→ DIRECTIVE
Are you able to retype all the records below exactly?
* start RECORDS SHOWN *
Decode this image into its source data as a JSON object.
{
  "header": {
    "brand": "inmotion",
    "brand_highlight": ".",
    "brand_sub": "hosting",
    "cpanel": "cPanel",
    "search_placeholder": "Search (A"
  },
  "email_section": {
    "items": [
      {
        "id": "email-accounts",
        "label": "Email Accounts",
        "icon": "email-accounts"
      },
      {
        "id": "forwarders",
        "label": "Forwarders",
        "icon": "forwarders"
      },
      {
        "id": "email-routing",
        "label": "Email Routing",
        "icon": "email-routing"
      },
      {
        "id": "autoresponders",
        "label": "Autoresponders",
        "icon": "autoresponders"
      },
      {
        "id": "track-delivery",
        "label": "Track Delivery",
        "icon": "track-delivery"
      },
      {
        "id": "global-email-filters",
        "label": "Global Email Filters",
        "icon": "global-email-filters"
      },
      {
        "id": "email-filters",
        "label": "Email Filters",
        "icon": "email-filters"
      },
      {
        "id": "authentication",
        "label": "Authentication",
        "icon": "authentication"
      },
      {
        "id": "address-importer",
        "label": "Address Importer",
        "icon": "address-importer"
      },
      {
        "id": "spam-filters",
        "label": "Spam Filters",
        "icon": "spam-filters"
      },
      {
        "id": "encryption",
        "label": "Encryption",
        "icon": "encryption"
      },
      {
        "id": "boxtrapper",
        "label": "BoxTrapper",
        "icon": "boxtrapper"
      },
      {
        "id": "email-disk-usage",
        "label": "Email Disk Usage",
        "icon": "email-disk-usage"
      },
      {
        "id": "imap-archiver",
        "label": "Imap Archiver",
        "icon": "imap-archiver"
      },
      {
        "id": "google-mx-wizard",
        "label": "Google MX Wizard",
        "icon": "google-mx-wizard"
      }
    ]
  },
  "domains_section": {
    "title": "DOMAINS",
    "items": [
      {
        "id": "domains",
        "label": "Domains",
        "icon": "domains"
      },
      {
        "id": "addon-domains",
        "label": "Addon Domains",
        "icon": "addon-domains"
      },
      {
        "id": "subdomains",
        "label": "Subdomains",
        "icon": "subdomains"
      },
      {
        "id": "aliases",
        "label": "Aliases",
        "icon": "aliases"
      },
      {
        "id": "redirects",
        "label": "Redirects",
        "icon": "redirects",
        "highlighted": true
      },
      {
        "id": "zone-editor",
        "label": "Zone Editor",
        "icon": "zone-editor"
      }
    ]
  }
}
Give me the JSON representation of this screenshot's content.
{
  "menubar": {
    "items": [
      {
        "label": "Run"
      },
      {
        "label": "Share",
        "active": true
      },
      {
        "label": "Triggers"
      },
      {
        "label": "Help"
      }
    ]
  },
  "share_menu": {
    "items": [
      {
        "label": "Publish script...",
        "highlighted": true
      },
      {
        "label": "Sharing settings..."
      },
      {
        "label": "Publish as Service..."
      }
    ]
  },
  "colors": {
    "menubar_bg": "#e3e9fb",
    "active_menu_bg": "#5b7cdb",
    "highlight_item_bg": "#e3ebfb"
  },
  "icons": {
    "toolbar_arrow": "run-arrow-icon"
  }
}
* end RECORDS SHOWN *
→ RESULT OF THIS EXERCISE
Decode this image into its source data as a JSON object.
{
  "header": {
    "brand": "inmotion",
    "brand_highlight": ".",
    "brand_sub": "hosting",
    "cpanel": "cPanel",
    "search_placeholder": "Search (A"
  },
  "email_section": {
    "items": [
      {
        "id": "email-accounts",
        "label": "Email Accounts",
        "icon": "email-accounts"
      },
      {
        "id": "forwarders",
        "label": "Forwarders",
        "icon": "forwarders"
      },
      {
        "id": "email-routing",
        "label": "Email Routing",
        "icon": "email-routing"
      },
      {
        "id": "autoresponders",
        "label": "Autoresponders",
        "icon": "autoresponders"
      },
      {
        "id": "track-delivery",
        "label": "Track Delivery",
        "icon": "track-delivery"
      },
      {
        "id": "global-email-filters",
        "label": "Global Email Filters",
        "icon": "global-email-filters"
      },
      {
        "id": "email-filters",
        "label": "Email Filters",
        "icon": "email-filters"
      },
      {
        "id": "authentication",
        "label": "Authentication",
        "icon": "authentication"
      },
      {
        "id": "address-importer",
        "label": "Address Importer",
        "icon": "address-importer"
      },
      {
        "id": "spam-filters",
        "label": "Spam Filters",
        "icon": "spam-filters"
      },
      {
        "id": "encryption",
        "label": "Encryption",
        "icon": "encryption"
      },
      {
        "id": "boxtrapper",
        "label": "BoxTrapper",
        "icon": "boxtrapper"
      },
      {
        "id": "email-disk-usage",
        "label": "Email Disk Usage",
        "icon": "email-disk-usage"
      },
      {
        "id": "imap-archiver",
        "label": "Imap Archiver",
        "icon": "imap-archiver"
      },
      {
        "id": "google-mx-wizard",
        "label": "Google MX Wizard",
        "icon": "google-mx-wizard"
      }
    ]
  },
  "domains_section": {
    "title": "DOMAINS",
    "items": [
      {
        "id": "domains",
        "label": "Domains",
        "icon": "domains"
      },
      {
        "id": "addon-domains",
        "label": "Addon Domains",
        "icon": "addon-domains"
      },
      {
        "id": "subdomains",
        "label": "Subdomains",
        "icon": "subdomains"
      },
      {
        "id": "aliases",
        "label": "Aliases",
        "icon": "aliases"
      },
      {
        "id": "redirects",
        "label": "Redirects",
        "icon": "redirects",
        "highlighted": true
      },
      {
        "id": "zone-editor",
        "label": "Zone Editor",
        "icon": "zone-editor"
      }
    ]
  }
}
Give me the JSON representation of this screenshot's content.
{
  "menubar": {
    "items": [
      {
        "label": "Run"
      },
      {
        "label": "Share",
        "active": true
      },
      {
        "label": "Triggers"
      },
      {
        "label": "Help"
      }
    ]
  },
  "share_menu": {
    "items": [
      {
        "label": "Publish script...",
        "highlighted": true
      },
      {
        "label": "Sharing settings..."
      },
      {
        "label": "Publish as Service..."
      }
    ]
  },
  "colors": {
    "menubar_bg": "#e3e9fb",
    "active_menu_bg": "#5b7cdb",
    "highlight_item_bg": "#e3ebfb"
  },
  "icons": {
    "toolbar_arrow": "run-arrow-icon"
  }
}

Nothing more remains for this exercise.